Figure dataset records:
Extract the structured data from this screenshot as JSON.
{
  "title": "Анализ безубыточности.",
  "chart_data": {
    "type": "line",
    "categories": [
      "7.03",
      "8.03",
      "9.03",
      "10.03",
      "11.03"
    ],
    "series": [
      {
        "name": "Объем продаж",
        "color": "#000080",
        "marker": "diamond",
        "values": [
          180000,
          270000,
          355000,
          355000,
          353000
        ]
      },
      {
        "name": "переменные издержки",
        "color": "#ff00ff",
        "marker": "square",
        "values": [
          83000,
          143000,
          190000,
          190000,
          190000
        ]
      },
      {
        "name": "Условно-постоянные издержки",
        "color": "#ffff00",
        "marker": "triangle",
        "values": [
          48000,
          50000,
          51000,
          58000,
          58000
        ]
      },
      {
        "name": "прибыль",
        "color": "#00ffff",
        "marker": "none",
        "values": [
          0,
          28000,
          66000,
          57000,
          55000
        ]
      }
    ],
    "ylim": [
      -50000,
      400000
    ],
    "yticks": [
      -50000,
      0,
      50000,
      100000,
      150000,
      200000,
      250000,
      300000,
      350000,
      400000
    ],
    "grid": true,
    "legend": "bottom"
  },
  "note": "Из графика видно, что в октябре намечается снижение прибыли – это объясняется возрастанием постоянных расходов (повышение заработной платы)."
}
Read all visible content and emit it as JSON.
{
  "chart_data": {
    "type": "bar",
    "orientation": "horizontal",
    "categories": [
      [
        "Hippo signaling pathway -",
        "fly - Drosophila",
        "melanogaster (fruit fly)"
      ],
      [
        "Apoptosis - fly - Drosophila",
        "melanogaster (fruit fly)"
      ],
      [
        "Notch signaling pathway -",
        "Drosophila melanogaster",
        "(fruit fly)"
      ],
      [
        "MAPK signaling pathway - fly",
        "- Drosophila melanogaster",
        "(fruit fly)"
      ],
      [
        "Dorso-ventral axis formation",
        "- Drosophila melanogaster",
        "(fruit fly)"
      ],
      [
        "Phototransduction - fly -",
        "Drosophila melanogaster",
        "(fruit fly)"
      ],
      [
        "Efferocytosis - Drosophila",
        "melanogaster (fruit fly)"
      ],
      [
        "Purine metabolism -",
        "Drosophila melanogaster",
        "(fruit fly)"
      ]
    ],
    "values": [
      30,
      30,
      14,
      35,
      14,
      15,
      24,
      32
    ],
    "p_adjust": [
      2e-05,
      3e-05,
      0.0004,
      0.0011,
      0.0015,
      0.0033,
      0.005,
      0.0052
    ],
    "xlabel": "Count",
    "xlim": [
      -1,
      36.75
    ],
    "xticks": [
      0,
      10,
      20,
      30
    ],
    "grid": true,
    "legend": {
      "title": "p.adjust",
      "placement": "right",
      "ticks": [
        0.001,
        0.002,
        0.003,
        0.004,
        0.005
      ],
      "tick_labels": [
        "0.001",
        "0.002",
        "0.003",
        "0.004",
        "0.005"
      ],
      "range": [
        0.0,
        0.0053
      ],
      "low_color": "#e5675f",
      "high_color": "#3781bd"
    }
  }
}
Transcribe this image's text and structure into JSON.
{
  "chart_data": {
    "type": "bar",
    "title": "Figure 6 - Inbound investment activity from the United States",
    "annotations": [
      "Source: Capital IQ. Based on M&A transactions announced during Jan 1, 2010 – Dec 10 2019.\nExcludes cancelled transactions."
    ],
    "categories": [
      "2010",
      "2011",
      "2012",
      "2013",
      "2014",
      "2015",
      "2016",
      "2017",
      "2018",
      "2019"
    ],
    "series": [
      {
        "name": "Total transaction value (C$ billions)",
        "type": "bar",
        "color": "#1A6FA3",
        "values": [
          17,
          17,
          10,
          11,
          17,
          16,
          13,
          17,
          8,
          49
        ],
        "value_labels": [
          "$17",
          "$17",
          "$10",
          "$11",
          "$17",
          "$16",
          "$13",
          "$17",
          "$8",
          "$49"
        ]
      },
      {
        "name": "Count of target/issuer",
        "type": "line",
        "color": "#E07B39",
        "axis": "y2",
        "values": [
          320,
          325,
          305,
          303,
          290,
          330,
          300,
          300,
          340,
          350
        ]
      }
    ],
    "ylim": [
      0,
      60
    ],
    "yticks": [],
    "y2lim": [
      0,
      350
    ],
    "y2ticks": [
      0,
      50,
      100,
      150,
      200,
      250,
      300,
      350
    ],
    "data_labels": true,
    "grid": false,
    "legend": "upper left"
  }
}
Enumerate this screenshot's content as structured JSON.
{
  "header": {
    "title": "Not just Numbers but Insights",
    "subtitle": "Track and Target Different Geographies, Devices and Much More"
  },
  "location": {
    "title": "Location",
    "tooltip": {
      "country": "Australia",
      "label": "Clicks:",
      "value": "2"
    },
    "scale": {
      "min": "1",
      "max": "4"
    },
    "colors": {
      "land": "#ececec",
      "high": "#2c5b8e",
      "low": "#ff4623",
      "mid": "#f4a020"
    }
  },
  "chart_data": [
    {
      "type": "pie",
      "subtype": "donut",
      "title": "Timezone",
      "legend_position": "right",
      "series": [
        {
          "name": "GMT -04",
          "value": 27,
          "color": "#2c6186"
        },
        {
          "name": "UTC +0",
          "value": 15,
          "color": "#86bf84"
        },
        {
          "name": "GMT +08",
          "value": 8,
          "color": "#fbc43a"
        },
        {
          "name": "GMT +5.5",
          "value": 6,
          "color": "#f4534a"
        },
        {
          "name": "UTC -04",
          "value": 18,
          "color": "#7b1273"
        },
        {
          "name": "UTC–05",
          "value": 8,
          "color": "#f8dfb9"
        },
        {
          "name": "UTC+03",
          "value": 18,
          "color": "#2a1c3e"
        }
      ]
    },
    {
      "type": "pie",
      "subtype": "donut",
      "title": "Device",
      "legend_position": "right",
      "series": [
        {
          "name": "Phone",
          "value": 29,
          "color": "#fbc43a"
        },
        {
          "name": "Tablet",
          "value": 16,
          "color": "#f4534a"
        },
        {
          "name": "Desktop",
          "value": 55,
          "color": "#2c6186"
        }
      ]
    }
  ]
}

Aim
Reproduce the listing above word for word.

Written answer
Extract the structured data from this screenshot as JSON.
{
  "title": "Анализ безубыточности.",
  "chart_data": {
    "type": "line",
    "categories": [
      "7.03",
      "8.03",
      "9.03",
      "10.03",
      "11.03"
    ],
    "series": [
      {
        "name": "Объем продаж",
        "color": "#000080",
        "marker": "diamond",
        "values": [
          180000,
          270000,
          355000,
          355000,
          353000
        ]
      },
      {
        "name": "переменные издержки",
        "color": "#ff00ff",
        "marker": "square",
        "values": [
          83000,
          143000,
          190000,
          190000,
          190000
        ]
      },
      {
        "name": "Условно-постоянные издержки",
        "color": "#ffff00",
        "marker": "triangle",
        "values": [
          48000,
          50000,
          51000,
          58000,
          58000
        ]
      },
      {
        "name": "прибыль",
        "color": "#00ffff",
        "marker": "none",
        "values": [
          0,
          28000,
          66000,
          57000,
          55000
        ]
      }
    ],
    "ylim": [
      -50000,
      400000
    ],
    "yticks": [
      -50000,
      0,
      50000,
      100000,
      150000,
      200000,
      250000,
      300000,
      350000,
      400000
    ],
    "grid": true,
    "legend": "bottom"
  },
  "note": "Из графика видно, что в октябре намечается снижение прибыли – это объясняется возрастанием постоянных расходов (повышение заработной платы)."
}
Read all visible content and emit it as JSON.
{
  "chart_data": {
    "type": "bar",
    "orientation": "horizontal",
    "categories": [
      [
        "Hippo signaling pathway -",
        "fly - Drosophila",
        "melanogaster (fruit fly)"
      ],
      [
        "Apoptosis - fly - Drosophila",
        "melanogaster (fruit fly)"
      ],
      [
        "Notch signaling pathway -",
        "Drosophila melanogaster",
        "(fruit fly)"
      ],
      [
        "MAPK signaling pathway - fly",
        "- Drosophila melanogaster",
        "(fruit fly)"
      ],
      [
        "Dorso-ventral axis formation",
        "- Drosophila melanogaster",
        "(fruit fly)"
      ],
      [
        "Phototransduction - fly -",
        "Drosophila melanogaster",
        "(fruit fly)"
      ],
      [
        "Efferocytosis - Drosophila",
        "melanogaster (fruit fly)"
      ],
      [
        "Purine metabolism -",
        "Drosophila melanogaster",
        "(fruit fly)"
      ]
    ],
    "values": [
      30,
      30,
      14,
      35,
      14,
      15,
      24,
      32
    ],
    "p_adjust": [
      2e-05,
      3e-05,
      0.0004,
      0.0011,
      0.0015,
      0.0033,
      0.005,
      0.0052
    ],
    "xlabel": "Count",
    "xlim": [
      -1,
      36.75
    ],
    "xticks": [
      0,
      10,
      20,
      30
    ],
    "grid": true,
    "legend": {
      "title": "p.adjust",
      "placement": "right",
      "ticks": [
        0.001,
        0.002,
        0.003,
        0.004,
        0.005
      ],
      "tick_labels": [
        "0.001",
        "0.002",
        "0.003",
        "0.004",
        "0.005"
      ],
      "range": [
        0.0,
        0.0053
      ],
      "low_color": "#e5675f",
      "high_color": "#3781bd"
    }
  }
}
Transcribe this image's text and structure into JSON.
{
  "chart_data": {
    "type": "bar",
    "title": "Figure 6 - Inbound investment activity from the United States",
    "annotations": [
      "Source: Capital IQ. Based on M&A transactions announced during Jan 1, 2010 – Dec 10 2019.\nExcludes cancelled transactions."
    ],
    "categories": [
      "2010",
      "2011",
      "2012",
      "2013",
      "2014",
      "2015",
      "2016",
      "2017",
      "2018",
      "2019"
    ],
    "series": [
      {
        "name": "Total transaction value (C$ billions)",
        "type": "bar",
        "color": "#1A6FA3",
        "values": [
          17,
          17,
          10,
          11,
          17,
          16,
          13,
          17,
          8,
          49
        ],
        "value_labels": [
          "$17",
          "$17",
          "$10",
          "$11",
          "$17",
          "$16",
          "$13",
          "$17",
          "$8",
          "$49"
        ]
      },
      {
        "name": "Count of target/issuer",
        "type": "line",
        "color": "#E07B39",
        "axis": "y2",
        "values": [
          320,
          325,
          305,
          303,
          290,
          330,
          300,
          300,
          340,
          350
        ]
      }
    ],
    "ylim": [
      0,
      60
    ],
    "yticks": [],
    "y2lim": [
      0,
      350
    ],
    "y2ticks": [
      0,
      50,
      100,
      150,
      200,
      250,
      300,
      350
    ],
    "data_labels": true,
    "grid": false,
    "legend": "upper left"
  }
}
Enumerate this screenshot's content as structured JSON.
{
  "header": {
    "title": "Not just Numbers but Insights",
    "subtitle": "Track and Target Different Geographies, Devices and Much More"
  },
  "location": {
    "title": "Location",
    "tooltip": {
      "country": "Australia",
      "label": "Clicks:",
      "value": "2"
    },
    "scale": {
      "min": "1",
      "max": "4"
    },
    "colors": {
      "land": "#ececec",
      "high": "#2c5b8e",
      "low": "#ff4623",
      "mid": "#f4a020"
    }
  },
  "chart_data": [
    {
      "type": "pie",
      "subtype": "donut",
      "title": "Timezone",
      "legend_position": "right",
      "series": [
        {
          "name": "GMT -04",
          "value": 27,
          "color": "#2c6186"
        },
        {
          "name": "UTC +0",
          "value": 15,
          "color": "#86bf84"
        },
        {
          "name": "GMT +08",
          "value": 8,
          "color": "#fbc43a"
        },
        {
          "name": "GMT +5.5",
          "value": 6,
          "color": "#f4534a"
        },
        {
          "name": "UTC -04",
          "value": 18,
          "color": "#7b1273"
        },
        {
          "name": "UTC–05",
          "value": 8,
          "color": "#f8dfb9"
        },
        {
          "name": "UTC+03",
          "value": 18,
          "color": "#2a1c3e"
        }
      ]
    },
    {
      "type": "pie",
      "subtype": "donut",
      "title": "Device",
      "legend_position": "right",
      "series": [
        {
          "name": "Phone",
          "value": 29,
          "color": "#fbc43a"
        },
        {
          "name": "Tablet",
          "value": 16,
          "color": "#f4534a"
        },
        {
          "name": "Desktop",
          "value": 55,
          "color": "#2c6186"
        }
      ]
    }
  ]
}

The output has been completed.